**SET TASK**: Reply with nothing except the number of lines that contain the word "from".

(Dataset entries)
++++++
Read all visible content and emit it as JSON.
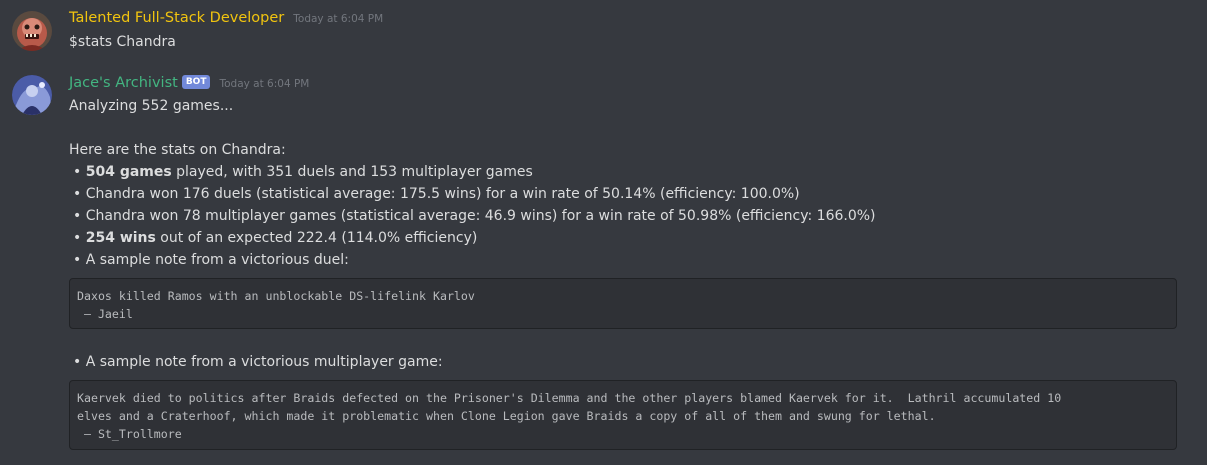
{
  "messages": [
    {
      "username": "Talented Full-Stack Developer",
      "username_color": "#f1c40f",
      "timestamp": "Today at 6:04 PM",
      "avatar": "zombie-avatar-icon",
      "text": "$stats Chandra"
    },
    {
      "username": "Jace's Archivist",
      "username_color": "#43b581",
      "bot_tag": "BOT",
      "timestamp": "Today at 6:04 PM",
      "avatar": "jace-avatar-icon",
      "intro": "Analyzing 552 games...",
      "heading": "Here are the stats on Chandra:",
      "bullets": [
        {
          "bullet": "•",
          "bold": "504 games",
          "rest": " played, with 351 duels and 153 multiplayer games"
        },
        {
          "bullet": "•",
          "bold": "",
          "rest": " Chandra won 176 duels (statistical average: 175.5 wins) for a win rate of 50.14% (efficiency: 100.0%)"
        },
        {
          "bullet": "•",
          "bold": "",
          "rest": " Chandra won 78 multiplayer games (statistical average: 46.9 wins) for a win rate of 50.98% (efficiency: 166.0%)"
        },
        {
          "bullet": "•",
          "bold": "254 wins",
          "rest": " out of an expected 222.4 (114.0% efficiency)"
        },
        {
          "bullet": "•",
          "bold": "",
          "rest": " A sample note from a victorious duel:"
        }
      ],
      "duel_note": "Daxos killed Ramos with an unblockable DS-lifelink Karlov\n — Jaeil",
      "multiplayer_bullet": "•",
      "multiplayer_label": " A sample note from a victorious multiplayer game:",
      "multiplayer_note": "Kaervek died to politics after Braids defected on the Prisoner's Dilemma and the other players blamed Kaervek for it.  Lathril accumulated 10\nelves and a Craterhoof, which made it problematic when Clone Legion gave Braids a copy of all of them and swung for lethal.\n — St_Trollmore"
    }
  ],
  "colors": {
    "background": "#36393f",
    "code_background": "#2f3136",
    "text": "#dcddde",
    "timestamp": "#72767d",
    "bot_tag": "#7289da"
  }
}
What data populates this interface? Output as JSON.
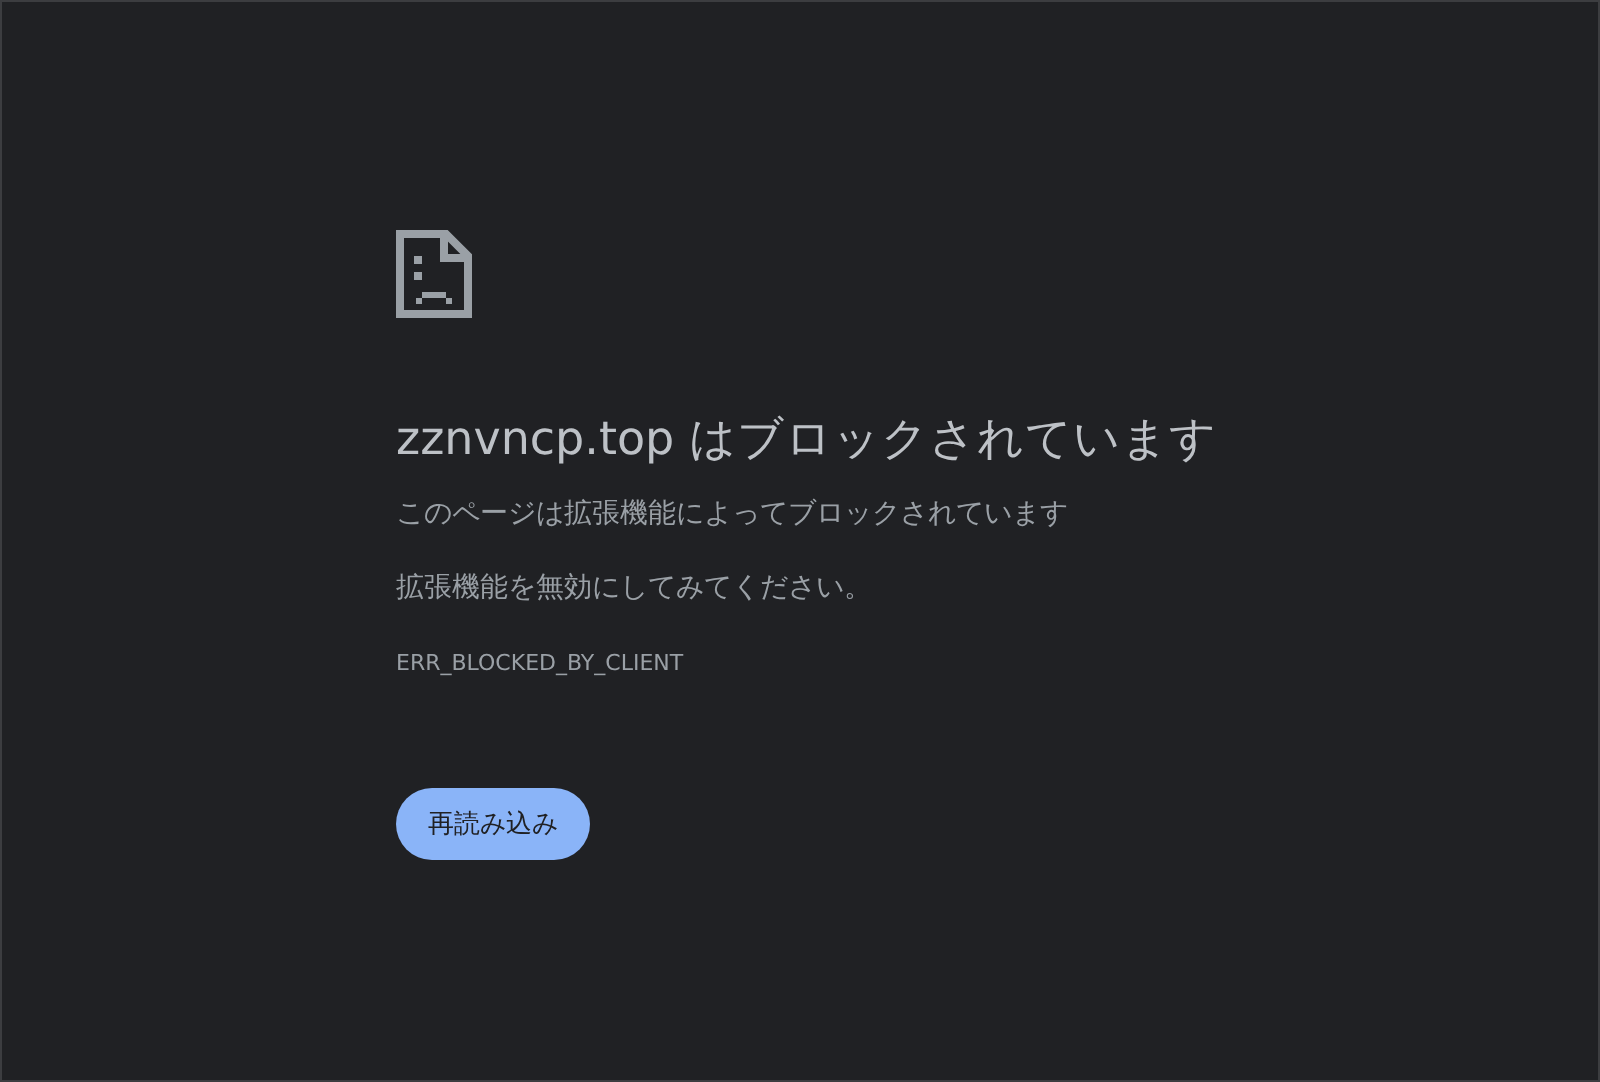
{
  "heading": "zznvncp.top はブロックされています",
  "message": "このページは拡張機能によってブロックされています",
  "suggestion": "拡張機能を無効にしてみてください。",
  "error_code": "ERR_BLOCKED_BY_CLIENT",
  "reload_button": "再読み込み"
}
++++++
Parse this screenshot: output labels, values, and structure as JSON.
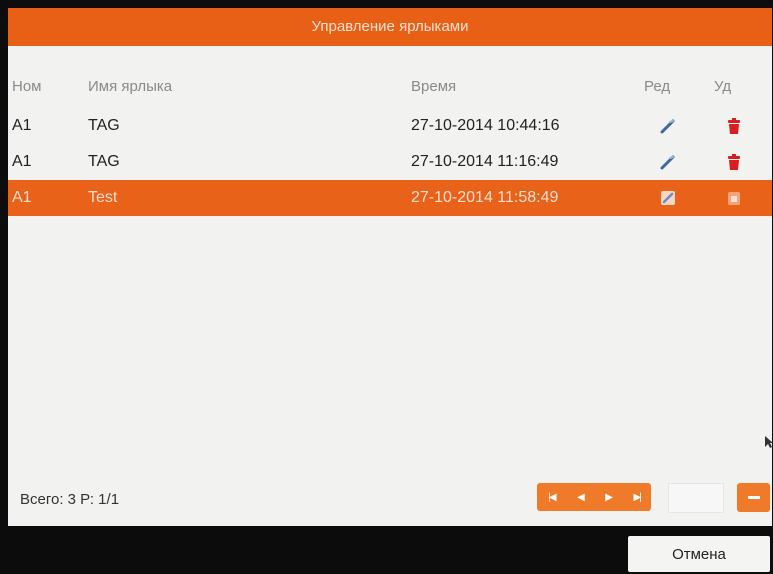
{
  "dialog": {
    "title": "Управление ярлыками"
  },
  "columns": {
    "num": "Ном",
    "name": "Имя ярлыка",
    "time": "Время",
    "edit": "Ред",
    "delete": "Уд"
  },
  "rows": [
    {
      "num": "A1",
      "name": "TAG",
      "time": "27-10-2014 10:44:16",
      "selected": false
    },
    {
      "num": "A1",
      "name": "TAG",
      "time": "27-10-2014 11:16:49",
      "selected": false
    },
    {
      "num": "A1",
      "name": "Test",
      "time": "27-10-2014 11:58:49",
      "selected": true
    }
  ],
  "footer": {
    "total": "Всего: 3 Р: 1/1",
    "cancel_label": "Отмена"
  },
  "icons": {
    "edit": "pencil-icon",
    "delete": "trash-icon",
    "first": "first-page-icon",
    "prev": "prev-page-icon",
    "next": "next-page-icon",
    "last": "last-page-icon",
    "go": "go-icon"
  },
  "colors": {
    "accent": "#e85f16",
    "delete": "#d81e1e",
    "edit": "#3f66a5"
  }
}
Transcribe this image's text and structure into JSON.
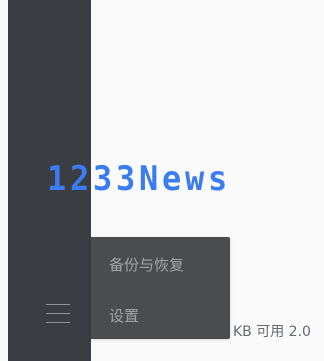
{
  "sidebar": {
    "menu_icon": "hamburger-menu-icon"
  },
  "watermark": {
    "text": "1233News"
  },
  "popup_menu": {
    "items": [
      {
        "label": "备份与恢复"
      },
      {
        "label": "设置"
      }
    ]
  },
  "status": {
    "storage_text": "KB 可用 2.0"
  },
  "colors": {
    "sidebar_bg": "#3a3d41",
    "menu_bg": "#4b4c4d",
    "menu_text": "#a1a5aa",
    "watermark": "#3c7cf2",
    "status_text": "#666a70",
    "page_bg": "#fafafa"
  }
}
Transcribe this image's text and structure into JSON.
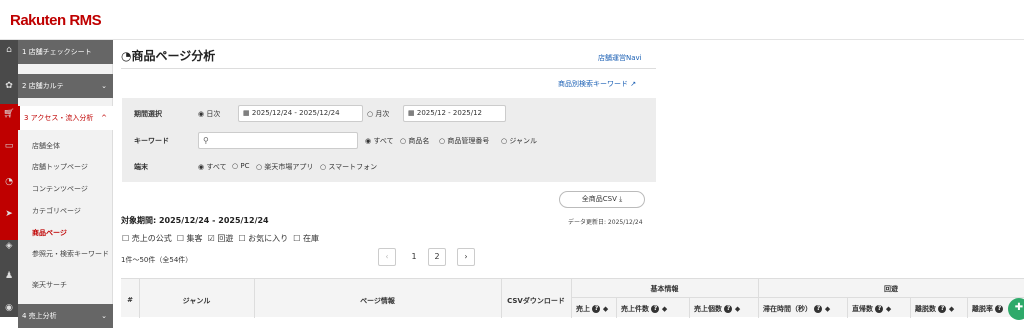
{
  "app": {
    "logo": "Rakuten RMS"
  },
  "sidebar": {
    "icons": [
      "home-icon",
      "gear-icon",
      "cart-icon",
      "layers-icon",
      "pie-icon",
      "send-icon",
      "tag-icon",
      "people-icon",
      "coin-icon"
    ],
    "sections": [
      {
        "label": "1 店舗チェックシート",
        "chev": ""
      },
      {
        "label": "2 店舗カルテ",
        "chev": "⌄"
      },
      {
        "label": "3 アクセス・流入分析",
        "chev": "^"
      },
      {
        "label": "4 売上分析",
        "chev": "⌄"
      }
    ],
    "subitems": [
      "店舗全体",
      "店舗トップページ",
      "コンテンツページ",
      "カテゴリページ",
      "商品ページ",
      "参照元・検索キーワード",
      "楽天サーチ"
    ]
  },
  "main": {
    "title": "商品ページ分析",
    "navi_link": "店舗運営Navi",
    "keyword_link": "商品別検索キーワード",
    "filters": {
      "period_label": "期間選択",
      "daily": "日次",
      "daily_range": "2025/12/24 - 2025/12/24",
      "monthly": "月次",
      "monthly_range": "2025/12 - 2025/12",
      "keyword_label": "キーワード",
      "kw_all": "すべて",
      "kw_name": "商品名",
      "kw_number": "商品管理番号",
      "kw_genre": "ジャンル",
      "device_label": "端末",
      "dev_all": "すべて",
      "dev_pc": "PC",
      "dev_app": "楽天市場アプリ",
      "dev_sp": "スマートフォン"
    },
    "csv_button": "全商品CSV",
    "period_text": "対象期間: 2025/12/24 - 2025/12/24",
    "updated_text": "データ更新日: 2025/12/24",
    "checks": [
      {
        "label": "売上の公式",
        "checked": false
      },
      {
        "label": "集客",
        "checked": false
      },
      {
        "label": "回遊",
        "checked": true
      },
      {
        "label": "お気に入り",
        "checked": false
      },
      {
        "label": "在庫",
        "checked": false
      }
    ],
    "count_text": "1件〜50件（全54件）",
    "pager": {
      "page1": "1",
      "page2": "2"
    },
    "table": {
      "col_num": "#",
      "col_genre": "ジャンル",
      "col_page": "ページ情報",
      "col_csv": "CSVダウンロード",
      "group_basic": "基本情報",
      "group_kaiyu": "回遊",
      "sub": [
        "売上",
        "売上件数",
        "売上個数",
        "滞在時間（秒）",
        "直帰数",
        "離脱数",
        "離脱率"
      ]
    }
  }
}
++++++
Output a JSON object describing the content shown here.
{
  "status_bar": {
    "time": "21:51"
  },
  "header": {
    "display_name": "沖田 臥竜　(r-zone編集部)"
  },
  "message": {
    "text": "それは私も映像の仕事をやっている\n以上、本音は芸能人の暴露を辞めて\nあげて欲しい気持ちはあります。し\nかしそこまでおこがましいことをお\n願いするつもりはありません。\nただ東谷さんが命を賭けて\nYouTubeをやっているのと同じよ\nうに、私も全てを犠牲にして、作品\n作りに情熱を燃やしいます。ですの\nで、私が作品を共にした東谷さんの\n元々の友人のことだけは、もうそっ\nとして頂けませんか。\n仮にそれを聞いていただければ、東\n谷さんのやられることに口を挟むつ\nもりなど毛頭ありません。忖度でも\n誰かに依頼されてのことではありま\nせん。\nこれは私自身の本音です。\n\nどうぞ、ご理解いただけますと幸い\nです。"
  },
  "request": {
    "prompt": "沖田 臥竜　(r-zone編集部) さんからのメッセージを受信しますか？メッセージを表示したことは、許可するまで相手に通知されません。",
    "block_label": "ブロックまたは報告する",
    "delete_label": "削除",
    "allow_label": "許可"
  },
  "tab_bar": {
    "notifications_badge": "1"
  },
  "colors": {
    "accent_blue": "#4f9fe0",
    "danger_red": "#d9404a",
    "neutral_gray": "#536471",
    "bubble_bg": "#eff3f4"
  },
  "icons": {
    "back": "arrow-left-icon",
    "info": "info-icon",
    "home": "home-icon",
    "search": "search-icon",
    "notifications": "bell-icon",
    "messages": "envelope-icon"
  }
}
++++++
**EXERCISE RESPONSE**: 2